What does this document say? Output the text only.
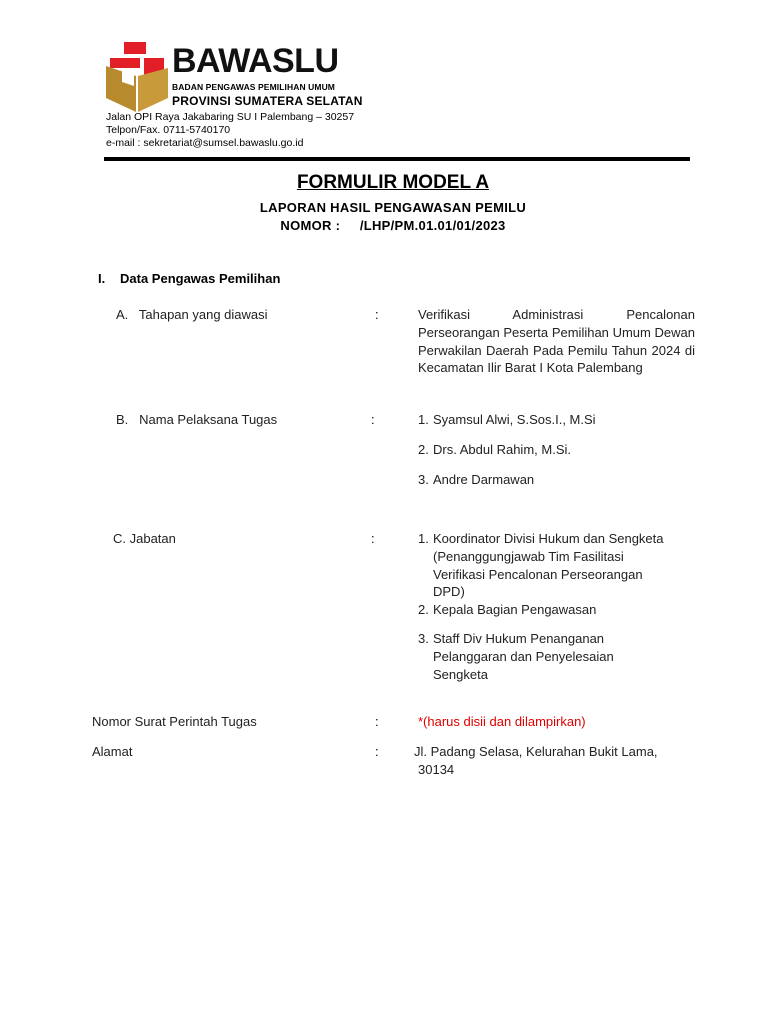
BAWASLU
BADAN PENGAWAS PEMILIHAN UMUM
PROVINSI SUMATERA SELATAN
Jalan OPI Raya Jakabaring SU I Palembang – 30257
Telpon/Fax. 0711-5740170
e-mail : sekretariat@sumsel.bawaslu.go.id
FORMULIR MODEL A
LAPORAN HASIL PENGAWASAN PEMILU
NOMOR :     /LHP/PM.01.01/01/2023
I. Data Pengawas Pemilihan
A.   Tahapan yang diawasi	:	Verifikasi Administrasi Pencalonan Perseorangan Peserta Pemilihan Umum Dewan Perwakilan Daerah Pada Pemilu Tahun 2024 di Kecamatan Ilir Barat I Kota Palembang
B.   Nama Pelaksana Tugas	:	1. Syamsul Alwi, S.Sos.I., M.Si
2. Drs. Abdul Rahim, M.Si.
3. Andre Darmawan
C. Jabatan	:	1. Koordinator Divisi Hukum dan Sengketa
(Penanggungjawab Tim Fasilitasi
Verifikasi Pencalonan Perseorangan
DPD)
2. Kepala Bagian Pengawasan
3. Staff Div Hukum Penanganan
Pelanggaran dan Penyelesaian
Sengketa
Nomor Surat Perintah Tugas	:	*(harus disii dan dilampirkan)
Alamat	:	Jl. Padang Selasa, Kelurahan Bukit Lama,
30134
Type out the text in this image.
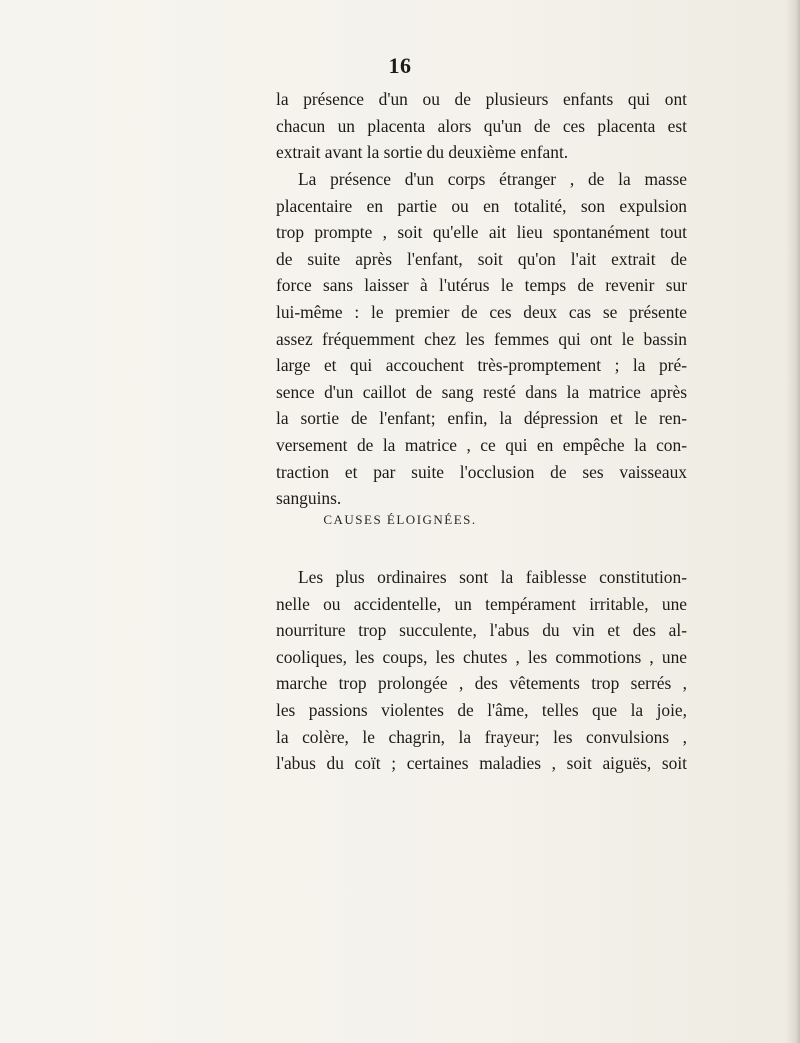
16
la présence d'un ou de plusieurs enfants qui ont
chacun un placenta alors qu'un de ces placenta est
extrait avant la sortie du deuxième enfant.
La présence d'un corps étranger , de la masse
placentaire en partie ou en totalité, son expulsion
trop prompte , soit qu'elle ait lieu spontanément tout
de suite après l'enfant, soit qu'on l'ait extrait de
force sans laisser à l'utérus le temps de revenir sur
lui-même : le premier de ces deux cas se présente
assez fréquemment chez les femmes qui ont le bassin
large et qui accouchent très-promptement ; la pré-
sence d'un caillot de sang resté dans la matrice après
la sortie de l'enfant; enfin, la dépression et le ren-
versement de la matrice , ce qui en empêche la con-
traction et par suite l'occlusion de ses vaisseaux
sanguins.
CAUSES ÉLOIGNÉES.
Les plus ordinaires sont la faiblesse constitution-
nelle ou accidentelle, un tempérament irritable, une
nourriture trop succulente, l'abus du vin et des al-
cooliques, les coups, les chutes , les commotions , une
marche trop prolongée , des vêtements trop serrés ,
les passions violentes de l'âme, telles que la joie,
la colère, le chagrin, la frayeur; les convulsions ,
l'abus du coït ; certaines maladies , soit aiguës, soit
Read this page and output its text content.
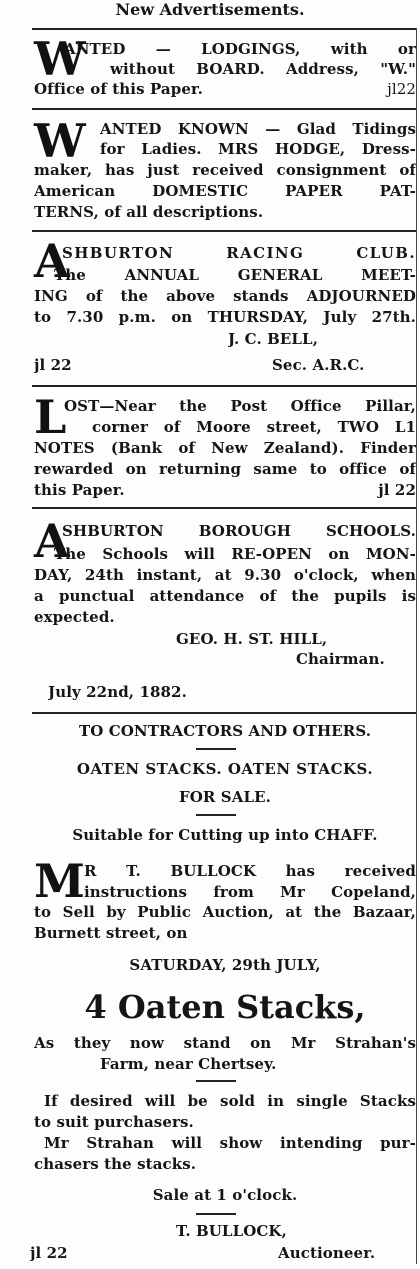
New Advertisements.
W
ANTED — LODGINGS, with or
without BOARD. Address, "W."
Office of this Paper.	jl22
W ANTED KNOWN — Glad Tidings
for Ladies. MRS HODGE, Dress-
maker, has just received consignment of
American DOMESTIC PAPER PAT-
TERNS, of all descriptions.
A
SHBURTON RACING CLUB.
The ANNUAL GENERAL MEET-
ING of the above stands ADJOURNED
to 7.30 p.m. on THURSDAY, July 27th.
J. C. BELL,
jl 22	Sec. A.R.C.
L
OST—Near the Post Office Pillar,
corner of Moore street, TWO L1
NOTES (Bank of New Zealand). Finder
rewarded on returning same to office of
this Paper.	jl 22
A
SHBURTON BOROUGH SCHOOLS.
The Schools will RE-OPEN on MON-
DAY, 24th instant, at 9.30 o'clock, when
a punctual attendance of the pupils is
expected.
GEO. H. ST. HILL,
Chairman.
July 22nd, 1882.
TO CONTRACTORS AND OTHERS.
OATEN STACKS. OATEN STACKS.
FOR SALE.
Suitable for Cutting up into CHAFF.
M R T. BULLOCK has received
instructions from Mr Copeland,
to Sell by Public Auction, at the Bazaar,
Burnett street, on
SATURDAY, 29th JULY,
4 Oaten Stacks,
As they now stand on Mr Strahan's
Farm, near Chertsey.
If desired will be sold in single Stacks
to suit purchasers.
Mr Strahan will show intending pur-
chasers the stacks.
Sale at 1 o'clock.
T. BULLOCK,
jl 22	Auctioneer.
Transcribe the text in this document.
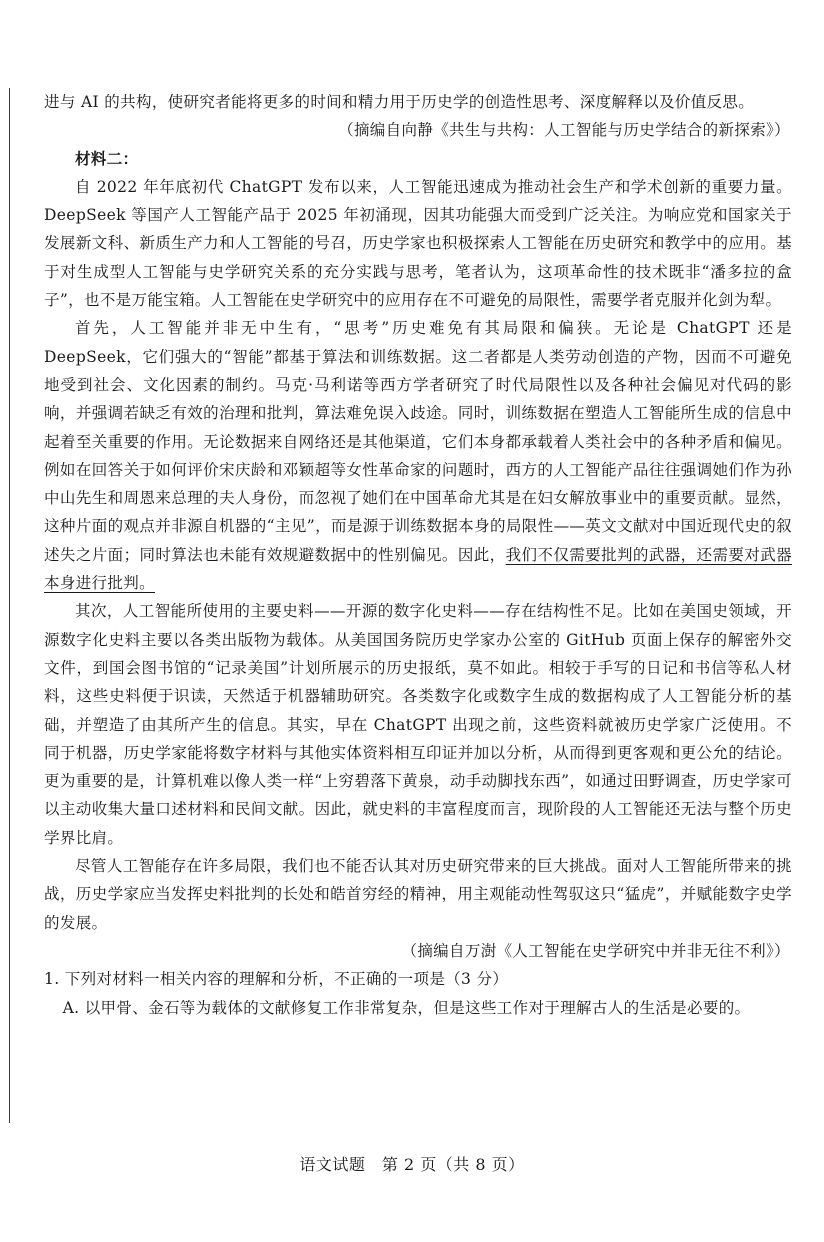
进与 AI 的共构，使研究者能将更多的时间和精力用于历史学的创造性思考、深度解释以及价值反思。

（摘编自向静《共生与共构：人工智能与历史学结合的新探索》）

材料二：

自 2022 年年底初代 ChatGPT 发布以来，人工智能迅速成为推动社会生产和学术创新的重要力量。DeepSeek 等国产人工智能产品于 2025 年初涌现，因其功能强大而受到广泛关注。为响应党和国家关于发展新文科、新质生产力和人工智能的号召，历史学家也积极探索人工智能在历史研究和教学中的应用。基于对生成型人工智能与史学研究关系的充分实践与思考，笔者认为，这项革命性的技术既非“潘多拉的盒子”，也不是万能宝箱。人工智能在史学研究中的应用存在不可避免的局限性，需要学者克服并化剑为犁。

首先，人工智能并非无中生有，“思考”历史难免有其局限和偏狭。无论是 ChatGPT 还是 DeepSeek，它们强大的“智能”都基于算法和训练数据。这二者都是人类劳动创造的产物，因而不可避免地受到社会、文化因素的制约。马克·马利诺等西方学者研究了时代局限性以及各种社会偏见对代码的影响，并强调若缺乏有效的治理和批判，算法难免误入歧途。同时，训练数据在塑造人工智能所生成的信息中起着至关重要的作用。无论数据来自网络还是其他渠道，它们本身都承载着人类社会中的各种矛盾和偏见。例如在回答关于如何评价宋庆龄和邓颖超等女性革命家的问题时，西方的人工智能产品往往强调她们作为孙中山先生和周恩来总理的夫人身份，而忽视了她们在中国革命尤其是在妇女解放事业中的重要贡献。显然，这种片面的观点并非源自机器的“主见”，而是源于训练数据本身的局限性——英文文献对中国近现代史的叙述失之片面；同时算法也未能有效规避数据中的性别偏见。因此，我们不仅需要批判的武器，还需要对武器本身进行批判。

其次，人工智能所使用的主要史料——开源的数字化史料——存在结构性不足。比如在美国史领域，开源数字化史料主要以各类出版物为载体。从美国国务院历史学家办公室的 GitHub 页面上保存的解密外交文件，到国会图书馆的“记录美国”计划所展示的历史报纸，莫不如此。相较于手写的日记和书信等私人材料，这些史料便于识读，天然适于机器辅助研究。各类数字化或数字生成的数据构成了人工智能分析的基础，并塑造了由其所产生的信息。其实，早在 ChatGPT 出现之前，这些资料就被历史学家广泛使用。不同于机器，历史学家能将数字材料与其他实体资料相互印证并加以分析，从而得到更客观和更公允的结论。更为重要的是，计算机难以像人类一样“上穷碧落下黄泉，动手动脚找东西”，如通过田野调查，历史学家可以主动收集大量口述材料和民间文献。因此，就史料的丰富程度而言，现阶段的人工智能还无法与整个历史学界比肩。

尽管人工智能存在许多局限，我们也不能否认其对历史研究带来的巨大挑战。面对人工智能所带来的挑战，历史学家应当发挥史料批判的长处和皓首穷经的精神，用主观能动性驾驭这只“猛虎”，并赋能数字史学的发展。

（摘编自万澍《人工智能在史学研究中并非无往不利》）

1. 下列对材料一相关内容的理解和分析，不正确的一项是（3 分）

A. 以甲骨、金石等为载体的文献修复工作非常复杂，但是这些工作对于理解古人的生活是必要的。

语文试题　第 2 页（共 8 页）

________

WRITTEN INSTRUCTION:
Output, exactly, all the records above; include no pictures.

RESPONSE BELOW:
What does this document say? Output the text only.
BAWASLU
BADAN PENGAWAS PEMILIHAN UMUM
PROVINSI SUMATERA SELATAN
Jalan OPI Raya Jakabaring SU I Palembang – 30257
Telpon/Fax. 0711-5740170
e-mail : sekretariat@sumsel.bawaslu.go.id
FORMULIR MODEL A
LAPORAN HASIL PENGAWASAN PEMILU
NOMOR :     /LHP/PM.01.01/01/2023
I. Data Pengawas Pemilihan
A.   Tahapan yang diawasi	:	Verifikasi Administrasi Pencalonan Perseorangan Peserta Pemilihan Umum Dewan Perwakilan Daerah Pada Pemilu Tahun 2024 di Kecamatan Ilir Barat I Kota Palembang
B.   Nama Pelaksana Tugas	:	1. Syamsul Alwi, S.Sos.I., M.Si
2. Drs. Abdul Rahim, M.Si.
3. Andre Darmawan
C. Jabatan	:	1. Koordinator Divisi Hukum dan Sengketa
(Penanggungjawab Tim Fasilitasi
Verifikasi Pencalonan Perseorangan
DPD)
2. Kepala Bagian Pengawasan
3. Staff Div Hukum Penanganan
Pelanggaran dan Penyelesaian
Sengketa
Nomor Surat Perintah Tugas	:	*(harus disii dan dilampirkan)
Alamat	:	Jl. Padang Selasa, Kelurahan Bukit Lama,
30134
Type out the text in this image.
16
la présence d'un ou de plusieurs enfants qui ont
chacun un placenta alors qu'un de ces placenta est
extrait avant la sortie du deuxième enfant.
La présence d'un corps étranger , de la masse
placentaire en partie ou en totalité, son expulsion
trop prompte , soit qu'elle ait lieu spontanément tout
de suite après l'enfant, soit qu'on l'ait extrait de
force sans laisser à l'utérus le temps de revenir sur
lui-même : le premier de ces deux cas se présente
assez fréquemment chez les femmes qui ont le bassin
large et qui accouchent très-promptement ; la pré-
sence d'un caillot de sang resté dans la matrice après
la sortie de l'enfant; enfin, la dépression et le ren-
versement de la matrice , ce qui en empêche la con-
traction et par suite l'occlusion de ses vaisseaux
sanguins.
CAUSES ÉLOIGNÉES.
Les plus ordinaires sont la faiblesse constitution-
nelle ou accidentelle, un tempérament irritable, une
nourriture trop succulente, l'abus du vin et des al-
cooliques, les coups, les chutes , les commotions , une
marche trop prolongée , des vêtements trop serrés ,
les passions violentes de l'âme, telles que la joie,
la colère, le chagrin, la frayeur; les convulsions ,
l'abus du coït ; certaines maladies , soit aiguës, soit
Read this page and output its text content.
New Advertisements.
W
ANTED — LODGINGS, with or
without BOARD. Address, "W."
Office of this Paper.	jl22
W ANTED KNOWN — Glad Tidings
for Ladies. MRS HODGE, Dress-
maker, has just received consignment of
American DOMESTIC PAPER PAT-
TERNS, of all descriptions.
A
SHBURTON RACING CLUB.
The ANNUAL GENERAL MEET-
ING of the above stands ADJOURNED
to 7.30 p.m. on THURSDAY, July 27th.
J. C. BELL,
jl 22	Sec. A.R.C.
L
OST—Near the Post Office Pillar,
corner of Moore street, TWO L1
NOTES (Bank of New Zealand). Finder
rewarded on returning same to office of
this Paper.	jl 22
A
SHBURTON BOROUGH SCHOOLS.
The Schools will RE-OPEN on MON-
DAY, 24th instant, at 9.30 o'clock, when
a punctual attendance of the pupils is
expected.
GEO. H. ST. HILL,
Chairman.
July 22nd, 1882.
TO CONTRACTORS AND OTHERS.
OATEN STACKS. OATEN STACKS.
FOR SALE.
Suitable for Cutting up into CHAFF.
M R T. BULLOCK has received
instructions from Mr Copeland,
to Sell by Public Auction, at the Bazaar,
Burnett street, on
SATURDAY, 29th JULY,
4 Oaten Stacks,
As they now stand on Mr Strahan's
Farm, near Chertsey.
If desired will be sold in single Stacks
to suit purchasers.
Mr Strahan will show intending pur-
chasers the stacks.
Sale at 1 o'clock.
T. BULLOCK,
jl 22	Auctioneer.
Transcribe the text in this document.
进与 AI 的共构，使研究者能将更多的时间和精力用于历史学的创造性思考、深度解释以及价值反思。

（摘编自向静《共生与共构：人工智能与历史学结合的新探索》）

材料二：

自 2022 年年底初代 ChatGPT 发布以来，人工智能迅速成为推动社会生产和学术创新的重要力量。DeepSeek 等国产人工智能产品于 2025 年初涌现，因其功能强大而受到广泛关注。为响应党和国家关于发展新文科、新质生产力和人工智能的号召，历史学家也积极探索人工智能在历史研究和教学中的应用。基于对生成型人工智能与史学研究关系的充分实践与思考，笔者认为，这项革命性的技术既非“潘多拉的盒子”，也不是万能宝箱。人工智能在史学研究中的应用存在不可避免的局限性，需要学者克服并化剑为犁。

首先，人工智能并非无中生有，“思考”历史难免有其局限和偏狭。无论是 ChatGPT 还是 DeepSeek，它们强大的“智能”都基于算法和训练数据。这二者都是人类劳动创造的产物，因而不可避免地受到社会、文化因素的制约。马克·马利诺等西方学者研究了时代局限性以及各种社会偏见对代码的影响，并强调若缺乏有效的治理和批判，算法难免误入歧途。同时，训练数据在塑造人工智能所生成的信息中起着至关重要的作用。无论数据来自网络还是其他渠道，它们本身都承载着人类社会中的各种矛盾和偏见。例如在回答关于如何评价宋庆龄和邓颖超等女性革命家的问题时，西方的人工智能产品往往强调她们作为孙中山先生和周恩来总理的夫人身份，而忽视了她们在中国革命尤其是在妇女解放事业中的重要贡献。显然，这种片面的观点并非源自机器的“主见”，而是源于训练数据本身的局限性——英文文献对中国近现代史的叙述失之片面；同时算法也未能有效规避数据中的性别偏见。因此，我们不仅需要批判的武器，还需要对武器本身进行批判。

其次，人工智能所使用的主要史料——开源的数字化史料——存在结构性不足。比如在美国史领域，开源数字化史料主要以各类出版物为载体。从美国国务院历史学家办公室的 GitHub 页面上保存的解密外交文件，到国会图书馆的“记录美国”计划所展示的历史报纸，莫不如此。相较于手写的日记和书信等私人材料，这些史料便于识读，天然适于机器辅助研究。各类数字化或数字生成的数据构成了人工智能分析的基础，并塑造了由其所产生的信息。其实，早在 ChatGPT 出现之前，这些资料就被历史学家广泛使用。不同于机器，历史学家能将数字材料与其他实体资料相互印证并加以分析，从而得到更客观和更公允的结论。更为重要的是，计算机难以像人类一样“上穷碧落下黄泉，动手动脚找东西”，如通过田野调查，历史学家可以主动收集大量口述材料和民间文献。因此，就史料的丰富程度而言，现阶段的人工智能还无法与整个历史学界比肩。

尽管人工智能存在许多局限，我们也不能否认其对历史研究带来的巨大挑战。面对人工智能所带来的挑战，历史学家应当发挥史料批判的长处和皓首穷经的精神，用主观能动性驾驭这只“猛虎”，并赋能数字史学的发展。

（摘编自万澍《人工智能在史学研究中并非无往不利》）

1. 下列对材料一相关内容的理解和分析，不正确的一项是（3 分）

A. 以甲骨、金石等为载体的文献修复工作非常复杂，但是这些工作对于理解古人的生活是必要的。

语文试题　第 2 页（共 8 页）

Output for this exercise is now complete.